Each line of the listing must be transcribed exactly, except for the images, which should be excluded.

**** Material

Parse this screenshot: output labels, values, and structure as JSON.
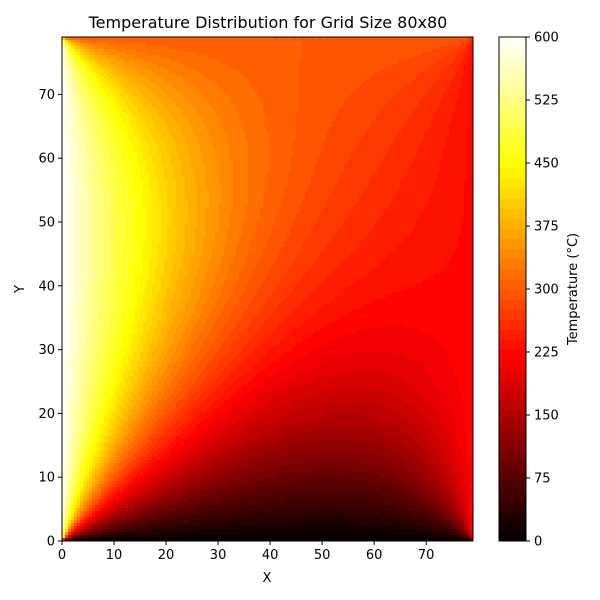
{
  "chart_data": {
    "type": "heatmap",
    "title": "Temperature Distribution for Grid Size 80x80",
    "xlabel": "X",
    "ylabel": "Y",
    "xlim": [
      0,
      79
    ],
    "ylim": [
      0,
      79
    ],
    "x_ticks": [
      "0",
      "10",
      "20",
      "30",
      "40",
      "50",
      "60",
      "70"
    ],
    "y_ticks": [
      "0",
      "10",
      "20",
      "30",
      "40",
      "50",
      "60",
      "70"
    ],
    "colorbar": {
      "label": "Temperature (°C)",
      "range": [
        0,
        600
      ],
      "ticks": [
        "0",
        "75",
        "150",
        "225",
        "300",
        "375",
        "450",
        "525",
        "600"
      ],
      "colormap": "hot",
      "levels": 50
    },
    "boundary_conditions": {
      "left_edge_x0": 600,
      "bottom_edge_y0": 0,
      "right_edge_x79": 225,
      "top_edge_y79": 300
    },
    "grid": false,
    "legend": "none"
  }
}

********

▶ Full output
Parse this screenshot: output labels, values, and structure as JSON.
{
  "chart_data": {
    "type": "heatmap",
    "title": "Temperature Distribution for Grid Size 80x80",
    "xlabel": "X",
    "ylabel": "Y",
    "xlim": [
      0,
      79
    ],
    "ylim": [
      0,
      79
    ],
    "x_ticks": [
      "0",
      "10",
      "20",
      "30",
      "40",
      "50",
      "60",
      "70"
    ],
    "y_ticks": [
      "0",
      "10",
      "20",
      "30",
      "40",
      "50",
      "60",
      "70"
    ],
    "colorbar": {
      "label": "Temperature (°C)",
      "range": [
        0,
        600
      ],
      "ticks": [
        "0",
        "75",
        "150",
        "225",
        "300",
        "375",
        "450",
        "525",
        "600"
      ],
      "colormap": "hot",
      "levels": 50
    },
    "boundary_conditions": {
      "left_edge_x0": 600,
      "bottom_edge_y0": 0,
      "right_edge_x79": 225,
      "top_edge_y79": 300
    },
    "grid": false,
    "legend": "none"
  }
}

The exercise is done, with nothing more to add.